Problem details » Produce an exact copy of all the data below, dropping every image.

Collected data entries »
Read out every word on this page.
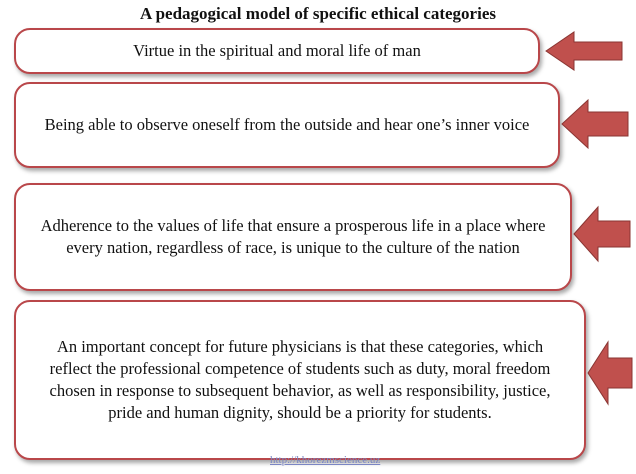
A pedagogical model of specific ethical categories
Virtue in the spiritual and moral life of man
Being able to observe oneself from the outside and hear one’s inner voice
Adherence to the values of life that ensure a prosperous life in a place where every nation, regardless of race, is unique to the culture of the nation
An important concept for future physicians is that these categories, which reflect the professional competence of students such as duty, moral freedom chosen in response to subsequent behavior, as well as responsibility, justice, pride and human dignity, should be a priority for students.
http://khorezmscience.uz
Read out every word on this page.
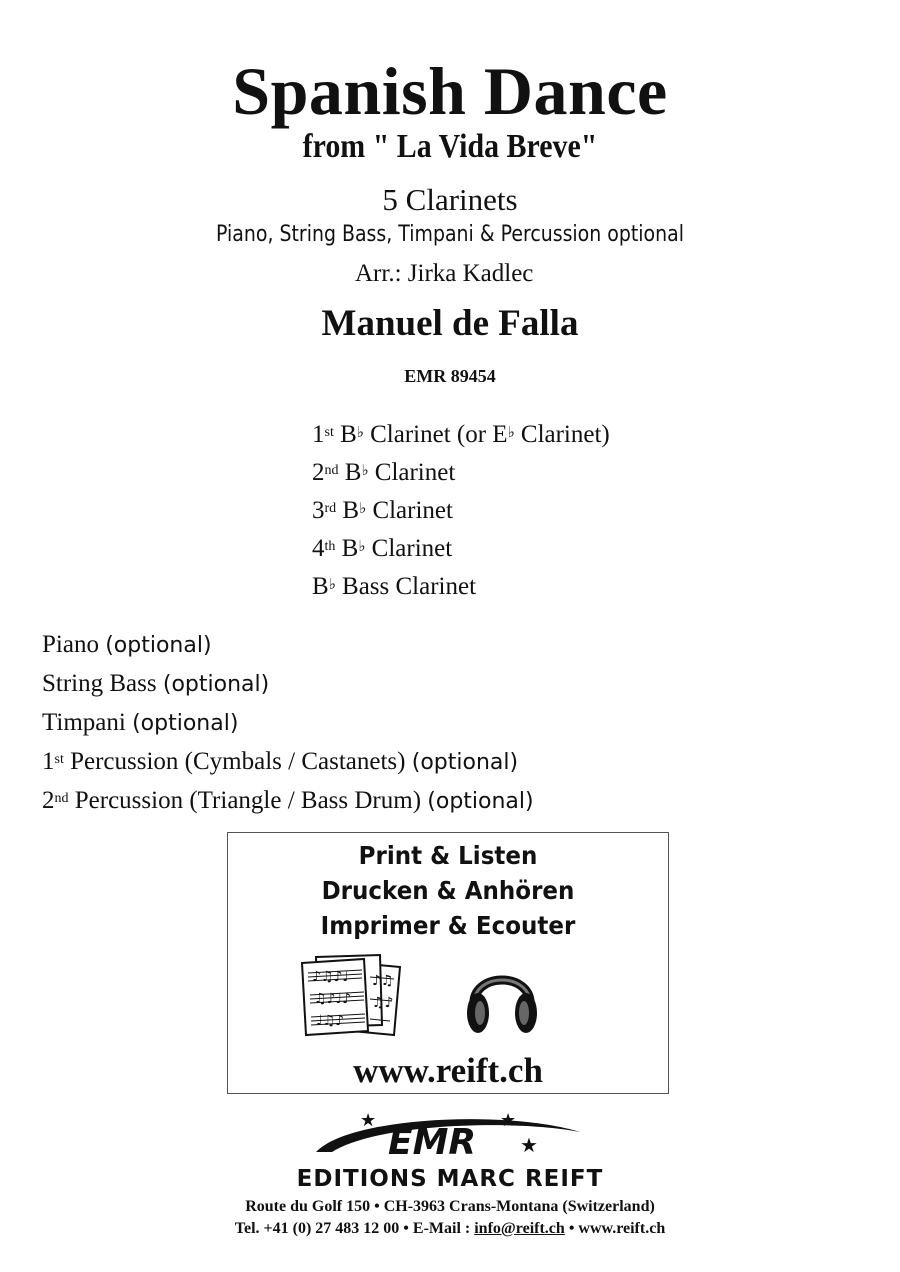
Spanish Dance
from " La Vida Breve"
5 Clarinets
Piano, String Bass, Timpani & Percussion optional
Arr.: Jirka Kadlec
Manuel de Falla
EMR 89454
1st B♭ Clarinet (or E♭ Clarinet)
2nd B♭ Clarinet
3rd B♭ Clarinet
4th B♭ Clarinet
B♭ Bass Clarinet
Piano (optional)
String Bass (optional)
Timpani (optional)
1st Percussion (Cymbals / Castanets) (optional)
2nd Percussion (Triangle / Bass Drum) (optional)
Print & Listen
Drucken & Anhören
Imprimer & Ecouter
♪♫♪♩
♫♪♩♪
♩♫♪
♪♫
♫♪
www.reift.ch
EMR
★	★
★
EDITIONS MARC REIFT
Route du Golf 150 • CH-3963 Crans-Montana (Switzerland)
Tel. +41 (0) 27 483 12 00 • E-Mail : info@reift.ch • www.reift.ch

Response to this task »
Read out every word on this page.
A pedagogical model of specific ethical categories
Virtue in the spiritual and moral life of man
Being able to observe oneself from the outside and hear one’s inner voice
Adherence to the values of life that ensure a prosperous life in a place where every nation, regardless of race, is unique to the culture of the nation
An important concept for future physicians is that these categories, which reflect the professional competence of students such as duty, moral freedom chosen in response to subsequent behavior, as well as responsibility, justice, pride and human dignity, should be a priority for students.
http://khorezmscience.uz
Read out every word on this page.
Spanish Dance
from " La Vida Breve"
5 Clarinets
Piano, String Bass, Timpani & Percussion optional
Arr.: Jirka Kadlec
Manuel de Falla
EMR 89454
1st B♭ Clarinet (or E♭ Clarinet)
2nd B♭ Clarinet
3rd B♭ Clarinet
4th B♭ Clarinet
B♭ Bass Clarinet
Piano (optional)
String Bass (optional)
Timpani (optional)
1st Percussion (Cymbals / Castanets) (optional)
2nd Percussion (Triangle / Bass Drum) (optional)
Print & Listen
Drucken & Anhören
Imprimer & Ecouter
♪♫♪♩
♫♪♩♪
♩♫♪
♪♫
♫♪
www.reift.ch
EMR
★	★
★
EDITIONS MARC REIFT
Route du Golf 150 • CH-3963 Crans-Montana (Switzerland)
Tel. +41 (0) 27 483 12 00 • E-Mail : info@reift.ch • www.reift.ch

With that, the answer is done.